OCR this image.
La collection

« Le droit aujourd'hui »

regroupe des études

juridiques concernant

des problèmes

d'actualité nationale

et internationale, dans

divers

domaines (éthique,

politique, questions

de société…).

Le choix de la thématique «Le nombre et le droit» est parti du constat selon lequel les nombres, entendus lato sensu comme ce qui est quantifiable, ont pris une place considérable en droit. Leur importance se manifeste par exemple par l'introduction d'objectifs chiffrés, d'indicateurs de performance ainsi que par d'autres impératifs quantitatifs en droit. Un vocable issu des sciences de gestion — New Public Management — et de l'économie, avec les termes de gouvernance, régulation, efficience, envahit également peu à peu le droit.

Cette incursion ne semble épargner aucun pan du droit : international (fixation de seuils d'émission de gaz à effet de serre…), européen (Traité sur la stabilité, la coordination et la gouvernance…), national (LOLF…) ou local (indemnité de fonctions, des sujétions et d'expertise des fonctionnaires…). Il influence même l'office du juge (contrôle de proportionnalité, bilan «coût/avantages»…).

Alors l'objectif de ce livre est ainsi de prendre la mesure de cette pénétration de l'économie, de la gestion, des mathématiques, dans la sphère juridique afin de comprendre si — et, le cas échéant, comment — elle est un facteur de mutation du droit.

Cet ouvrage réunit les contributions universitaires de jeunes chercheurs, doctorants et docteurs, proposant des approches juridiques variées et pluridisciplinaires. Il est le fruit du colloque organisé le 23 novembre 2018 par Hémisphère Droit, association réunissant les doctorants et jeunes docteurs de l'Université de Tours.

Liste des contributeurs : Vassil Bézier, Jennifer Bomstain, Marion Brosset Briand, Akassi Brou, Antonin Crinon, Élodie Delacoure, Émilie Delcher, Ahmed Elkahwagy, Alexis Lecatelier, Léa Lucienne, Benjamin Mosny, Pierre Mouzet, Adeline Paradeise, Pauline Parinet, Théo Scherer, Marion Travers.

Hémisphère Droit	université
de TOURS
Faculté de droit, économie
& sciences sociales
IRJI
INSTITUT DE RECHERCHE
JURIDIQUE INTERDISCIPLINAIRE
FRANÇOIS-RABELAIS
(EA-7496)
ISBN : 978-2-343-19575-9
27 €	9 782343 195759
====
Work to be completed: Retype the listing. Match it exactly.

Complete output:
OCR this image.
La collection

« Le droit aujourd'hui »

regroupe des études

juridiques concernant

des problèmes

d'actualité nationale

et internationale, dans

divers

domaines (éthique,

politique, questions

de société…).

Le choix de la thématique «Le nombre et le droit» est parti du constat selon lequel les nombres, entendus lato sensu comme ce qui est quantifiable, ont pris une place considérable en droit. Leur importance se manifeste par exemple par l'introduction d'objectifs chiffrés, d'indicateurs de performance ainsi que par d'autres impératifs quantitatifs en droit. Un vocable issu des sciences de gestion — New Public Management — et de l'économie, avec les termes de gouvernance, régulation, efficience, envahit également peu à peu le droit.

Cette incursion ne semble épargner aucun pan du droit : international (fixation de seuils d'émission de gaz à effet de serre…), européen (Traité sur la stabilité, la coordination et la gouvernance…), national (LOLF…) ou local (indemnité de fonctions, des sujétions et d'expertise des fonctionnaires…). Il influence même l'office du juge (contrôle de proportionnalité, bilan «coût/avantages»…).

Alors l'objectif de ce livre est ainsi de prendre la mesure de cette pénétration de l'économie, de la gestion, des mathématiques, dans la sphère juridique afin de comprendre si — et, le cas échéant, comment — elle est un facteur de mutation du droit.

Cet ouvrage réunit les contributions universitaires de jeunes chercheurs, doctorants et docteurs, proposant des approches juridiques variées et pluridisciplinaires. Il est le fruit du colloque organisé le 23 novembre 2018 par Hémisphère Droit, association réunissant les doctorants et jeunes docteurs de l'Université de Tours.

Liste des contributeurs : Vassil Bézier, Jennifer Bomstain, Marion Brosset Briand, Akassi Brou, Antonin Crinon, Élodie Delacoure, Émilie Delcher, Ahmed Elkahwagy, Alexis Lecatelier, Léa Lucienne, Benjamin Mosny, Pierre Mouzet, Adeline Paradeise, Pauline Parinet, Théo Scherer, Marion Travers.

Hémisphère Droit	université
de TOURS
Faculté de droit, économie
& sciences sociales
IRJI
INSTITUT DE RECHERCHE
JURIDIQUE INTERDISCIPLINAIRE
FRANÇOIS-RABELAIS
(EA-7496)
ISBN : 978-2-343-19575-9
27 €	9 782343 195759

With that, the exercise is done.